>> begin DATA ENTRIES

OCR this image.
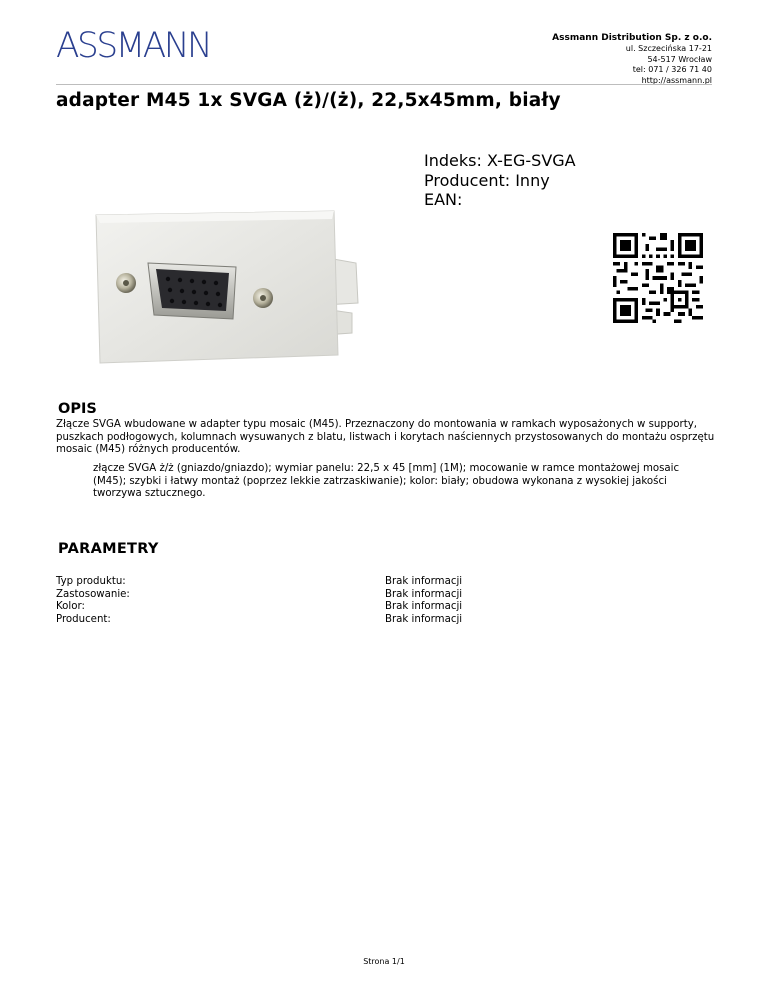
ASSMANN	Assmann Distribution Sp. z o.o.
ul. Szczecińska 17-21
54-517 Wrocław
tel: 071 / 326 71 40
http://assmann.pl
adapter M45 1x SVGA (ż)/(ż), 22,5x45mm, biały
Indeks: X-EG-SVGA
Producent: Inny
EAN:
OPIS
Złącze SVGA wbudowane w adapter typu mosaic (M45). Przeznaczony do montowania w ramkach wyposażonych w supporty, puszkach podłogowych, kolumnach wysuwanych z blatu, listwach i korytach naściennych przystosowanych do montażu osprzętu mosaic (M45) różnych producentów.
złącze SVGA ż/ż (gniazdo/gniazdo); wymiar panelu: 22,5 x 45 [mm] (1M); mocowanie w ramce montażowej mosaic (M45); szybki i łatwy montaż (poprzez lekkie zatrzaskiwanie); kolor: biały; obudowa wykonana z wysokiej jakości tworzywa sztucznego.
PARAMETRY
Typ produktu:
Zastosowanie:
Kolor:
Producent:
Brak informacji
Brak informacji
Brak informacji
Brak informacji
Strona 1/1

>> end DATA ENTRIES

■ THE REQUEST
Copy out each line exactly, without the pictures.

■ FINISHED TASK
OCR this image.
ASSMANN	Assmann Distribution Sp. z o.o.
ul. Szczecińska 17-21
54-517 Wrocław
tel: 071 / 326 71 40
http://assmann.pl
adapter M45 1x SVGA (ż)/(ż), 22,5x45mm, biały
Indeks: X-EG-SVGA
Producent: Inny
EAN:
OPIS
Złącze SVGA wbudowane w adapter typu mosaic (M45). Przeznaczony do montowania w ramkach wyposażonych w supporty, puszkach podłogowych, kolumnach wysuwanych z blatu, listwach i korytach naściennych przystosowanych do montażu osprzętu mosaic (M45) różnych producentów.
złącze SVGA ż/ż (gniazdo/gniazdo); wymiar panelu: 22,5 x 45 [mm] (1M); mocowanie w ramce montażowej mosaic (M45); szybki i łatwy montaż (poprzez lekkie zatrzaskiwanie); kolor: biały; obudowa wykonana z wysokiej jakości tworzywa sztucznego.
PARAMETRY
Typ produktu:
Zastosowanie:
Kolor:
Producent:
Brak informacji
Brak informacji
Brak informacji
Brak informacji
Strona 1/1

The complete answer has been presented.